Dataset records:
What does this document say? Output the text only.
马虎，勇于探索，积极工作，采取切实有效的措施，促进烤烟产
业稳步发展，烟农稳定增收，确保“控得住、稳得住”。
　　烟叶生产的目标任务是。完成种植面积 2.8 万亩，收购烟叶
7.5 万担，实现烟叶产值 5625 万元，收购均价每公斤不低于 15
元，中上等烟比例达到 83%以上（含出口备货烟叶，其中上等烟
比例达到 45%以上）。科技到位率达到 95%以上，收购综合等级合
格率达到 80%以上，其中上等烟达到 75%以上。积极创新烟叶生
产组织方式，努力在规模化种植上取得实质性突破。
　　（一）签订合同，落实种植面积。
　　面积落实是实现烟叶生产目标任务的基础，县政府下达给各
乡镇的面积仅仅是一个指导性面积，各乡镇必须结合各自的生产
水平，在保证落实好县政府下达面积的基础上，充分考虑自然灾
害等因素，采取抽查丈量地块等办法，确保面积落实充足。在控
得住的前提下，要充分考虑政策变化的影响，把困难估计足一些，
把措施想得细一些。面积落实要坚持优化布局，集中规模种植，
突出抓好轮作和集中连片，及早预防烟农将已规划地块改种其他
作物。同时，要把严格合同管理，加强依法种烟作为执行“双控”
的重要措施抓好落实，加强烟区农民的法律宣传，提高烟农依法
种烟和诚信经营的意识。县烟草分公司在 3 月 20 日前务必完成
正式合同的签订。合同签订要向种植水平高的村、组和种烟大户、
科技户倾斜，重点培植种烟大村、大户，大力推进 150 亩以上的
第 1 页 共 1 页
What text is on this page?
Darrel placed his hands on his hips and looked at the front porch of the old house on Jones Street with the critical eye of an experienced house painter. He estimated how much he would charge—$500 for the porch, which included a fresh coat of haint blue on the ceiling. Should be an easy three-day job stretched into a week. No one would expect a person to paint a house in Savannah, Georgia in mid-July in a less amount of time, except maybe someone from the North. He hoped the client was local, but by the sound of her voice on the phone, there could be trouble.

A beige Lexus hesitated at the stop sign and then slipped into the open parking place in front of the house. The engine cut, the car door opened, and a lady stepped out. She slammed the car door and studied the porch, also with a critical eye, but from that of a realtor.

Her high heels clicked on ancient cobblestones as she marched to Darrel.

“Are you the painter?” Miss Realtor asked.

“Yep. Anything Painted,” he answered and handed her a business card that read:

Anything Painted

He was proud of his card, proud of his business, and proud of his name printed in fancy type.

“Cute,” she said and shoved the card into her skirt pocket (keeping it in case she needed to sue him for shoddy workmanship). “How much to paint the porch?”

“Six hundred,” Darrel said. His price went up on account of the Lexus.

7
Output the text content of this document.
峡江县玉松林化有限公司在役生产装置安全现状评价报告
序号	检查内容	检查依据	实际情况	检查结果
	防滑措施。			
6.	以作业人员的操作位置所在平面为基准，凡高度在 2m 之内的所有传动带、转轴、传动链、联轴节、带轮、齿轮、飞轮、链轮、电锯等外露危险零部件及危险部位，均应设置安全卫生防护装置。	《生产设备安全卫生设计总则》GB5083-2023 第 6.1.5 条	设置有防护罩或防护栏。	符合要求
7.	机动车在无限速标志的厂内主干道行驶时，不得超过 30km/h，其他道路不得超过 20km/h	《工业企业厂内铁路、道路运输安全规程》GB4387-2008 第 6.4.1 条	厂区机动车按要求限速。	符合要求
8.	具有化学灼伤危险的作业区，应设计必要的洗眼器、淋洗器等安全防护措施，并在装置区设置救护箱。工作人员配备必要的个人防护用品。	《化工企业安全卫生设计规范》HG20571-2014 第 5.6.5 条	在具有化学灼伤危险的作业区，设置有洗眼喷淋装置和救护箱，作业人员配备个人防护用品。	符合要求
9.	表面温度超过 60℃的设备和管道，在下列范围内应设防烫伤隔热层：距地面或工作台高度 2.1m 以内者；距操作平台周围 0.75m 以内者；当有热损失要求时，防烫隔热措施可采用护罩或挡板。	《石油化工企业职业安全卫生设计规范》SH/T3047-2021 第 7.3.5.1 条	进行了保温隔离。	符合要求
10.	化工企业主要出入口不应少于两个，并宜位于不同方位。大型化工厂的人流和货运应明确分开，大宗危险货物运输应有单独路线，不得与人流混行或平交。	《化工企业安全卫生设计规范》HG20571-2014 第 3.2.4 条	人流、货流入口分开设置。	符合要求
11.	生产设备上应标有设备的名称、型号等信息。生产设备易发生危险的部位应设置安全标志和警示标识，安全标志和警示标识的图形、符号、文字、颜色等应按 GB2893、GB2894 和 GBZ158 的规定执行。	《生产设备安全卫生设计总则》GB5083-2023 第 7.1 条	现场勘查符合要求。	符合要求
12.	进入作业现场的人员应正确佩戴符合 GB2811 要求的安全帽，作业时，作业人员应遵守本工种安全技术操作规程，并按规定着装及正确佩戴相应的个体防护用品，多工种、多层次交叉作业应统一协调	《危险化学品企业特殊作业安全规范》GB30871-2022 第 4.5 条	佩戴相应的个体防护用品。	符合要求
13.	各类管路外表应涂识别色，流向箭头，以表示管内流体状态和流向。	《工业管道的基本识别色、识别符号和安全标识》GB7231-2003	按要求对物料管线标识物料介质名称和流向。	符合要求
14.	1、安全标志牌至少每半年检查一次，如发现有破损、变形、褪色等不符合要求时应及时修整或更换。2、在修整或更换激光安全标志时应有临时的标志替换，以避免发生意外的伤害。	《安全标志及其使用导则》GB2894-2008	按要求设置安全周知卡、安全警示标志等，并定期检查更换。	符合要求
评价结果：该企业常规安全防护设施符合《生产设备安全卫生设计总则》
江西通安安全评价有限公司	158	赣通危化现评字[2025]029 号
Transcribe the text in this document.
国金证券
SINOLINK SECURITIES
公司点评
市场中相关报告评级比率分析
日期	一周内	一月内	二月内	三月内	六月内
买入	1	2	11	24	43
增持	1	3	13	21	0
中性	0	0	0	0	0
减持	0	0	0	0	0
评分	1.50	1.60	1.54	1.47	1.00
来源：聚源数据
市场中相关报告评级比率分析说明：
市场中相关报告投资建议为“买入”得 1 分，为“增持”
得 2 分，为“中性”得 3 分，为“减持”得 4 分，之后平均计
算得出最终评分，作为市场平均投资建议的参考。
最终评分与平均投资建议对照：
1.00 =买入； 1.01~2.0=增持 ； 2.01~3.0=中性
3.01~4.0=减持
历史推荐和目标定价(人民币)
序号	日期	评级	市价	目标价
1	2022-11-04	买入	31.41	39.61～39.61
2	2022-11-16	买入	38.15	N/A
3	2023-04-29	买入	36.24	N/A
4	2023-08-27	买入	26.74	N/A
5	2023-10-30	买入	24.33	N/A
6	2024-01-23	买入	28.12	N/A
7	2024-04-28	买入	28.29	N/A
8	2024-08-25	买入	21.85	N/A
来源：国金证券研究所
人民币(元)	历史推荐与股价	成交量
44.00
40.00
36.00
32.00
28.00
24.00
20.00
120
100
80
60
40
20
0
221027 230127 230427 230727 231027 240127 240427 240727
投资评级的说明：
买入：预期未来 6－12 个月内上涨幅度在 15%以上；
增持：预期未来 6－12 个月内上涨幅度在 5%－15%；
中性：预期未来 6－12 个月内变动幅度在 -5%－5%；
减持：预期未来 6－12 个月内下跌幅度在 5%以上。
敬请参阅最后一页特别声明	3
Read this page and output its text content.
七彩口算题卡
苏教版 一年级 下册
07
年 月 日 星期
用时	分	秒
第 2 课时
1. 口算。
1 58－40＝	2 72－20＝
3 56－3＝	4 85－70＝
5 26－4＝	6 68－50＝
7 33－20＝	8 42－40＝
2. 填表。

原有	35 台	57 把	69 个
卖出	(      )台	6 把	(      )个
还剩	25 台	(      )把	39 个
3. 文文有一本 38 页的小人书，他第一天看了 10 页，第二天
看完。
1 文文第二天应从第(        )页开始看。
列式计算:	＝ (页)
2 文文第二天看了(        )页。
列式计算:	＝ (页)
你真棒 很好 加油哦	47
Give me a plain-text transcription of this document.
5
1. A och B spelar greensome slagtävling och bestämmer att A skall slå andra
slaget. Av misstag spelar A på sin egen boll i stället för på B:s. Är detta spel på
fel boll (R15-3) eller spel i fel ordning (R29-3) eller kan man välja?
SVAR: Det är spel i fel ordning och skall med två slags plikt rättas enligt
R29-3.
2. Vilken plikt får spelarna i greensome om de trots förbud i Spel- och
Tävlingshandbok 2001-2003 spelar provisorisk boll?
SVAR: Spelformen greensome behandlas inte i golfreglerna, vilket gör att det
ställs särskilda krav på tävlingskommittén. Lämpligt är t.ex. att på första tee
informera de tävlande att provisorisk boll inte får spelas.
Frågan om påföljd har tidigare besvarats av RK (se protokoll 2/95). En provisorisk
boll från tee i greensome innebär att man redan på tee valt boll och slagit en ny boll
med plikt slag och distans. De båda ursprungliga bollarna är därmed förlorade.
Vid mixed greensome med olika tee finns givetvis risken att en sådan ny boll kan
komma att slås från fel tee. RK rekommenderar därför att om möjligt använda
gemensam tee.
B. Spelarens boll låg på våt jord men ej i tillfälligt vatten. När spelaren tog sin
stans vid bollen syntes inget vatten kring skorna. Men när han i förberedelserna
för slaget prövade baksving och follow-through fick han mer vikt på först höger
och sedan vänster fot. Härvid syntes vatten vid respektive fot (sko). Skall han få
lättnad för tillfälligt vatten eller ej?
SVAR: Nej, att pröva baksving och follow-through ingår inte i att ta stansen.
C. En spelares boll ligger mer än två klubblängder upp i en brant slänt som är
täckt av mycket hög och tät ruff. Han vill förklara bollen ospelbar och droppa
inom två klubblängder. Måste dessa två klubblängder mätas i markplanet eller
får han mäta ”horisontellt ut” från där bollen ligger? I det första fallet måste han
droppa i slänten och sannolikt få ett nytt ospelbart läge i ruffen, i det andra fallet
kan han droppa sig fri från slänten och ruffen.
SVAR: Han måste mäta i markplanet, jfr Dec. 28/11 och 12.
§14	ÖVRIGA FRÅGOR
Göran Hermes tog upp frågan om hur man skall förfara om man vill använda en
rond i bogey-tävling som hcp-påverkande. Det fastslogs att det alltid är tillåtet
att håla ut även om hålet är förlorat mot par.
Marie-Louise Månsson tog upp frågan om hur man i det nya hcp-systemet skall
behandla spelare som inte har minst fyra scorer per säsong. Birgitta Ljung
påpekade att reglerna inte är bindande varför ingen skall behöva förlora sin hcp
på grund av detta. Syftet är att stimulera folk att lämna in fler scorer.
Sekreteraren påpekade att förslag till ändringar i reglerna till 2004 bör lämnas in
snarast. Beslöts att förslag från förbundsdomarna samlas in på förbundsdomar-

EXERCISE INSTRUCTIONS: Work out how many lines of the listing above include the word "that". Report only the number.

RESULT FOR THIS EXERCISE: 2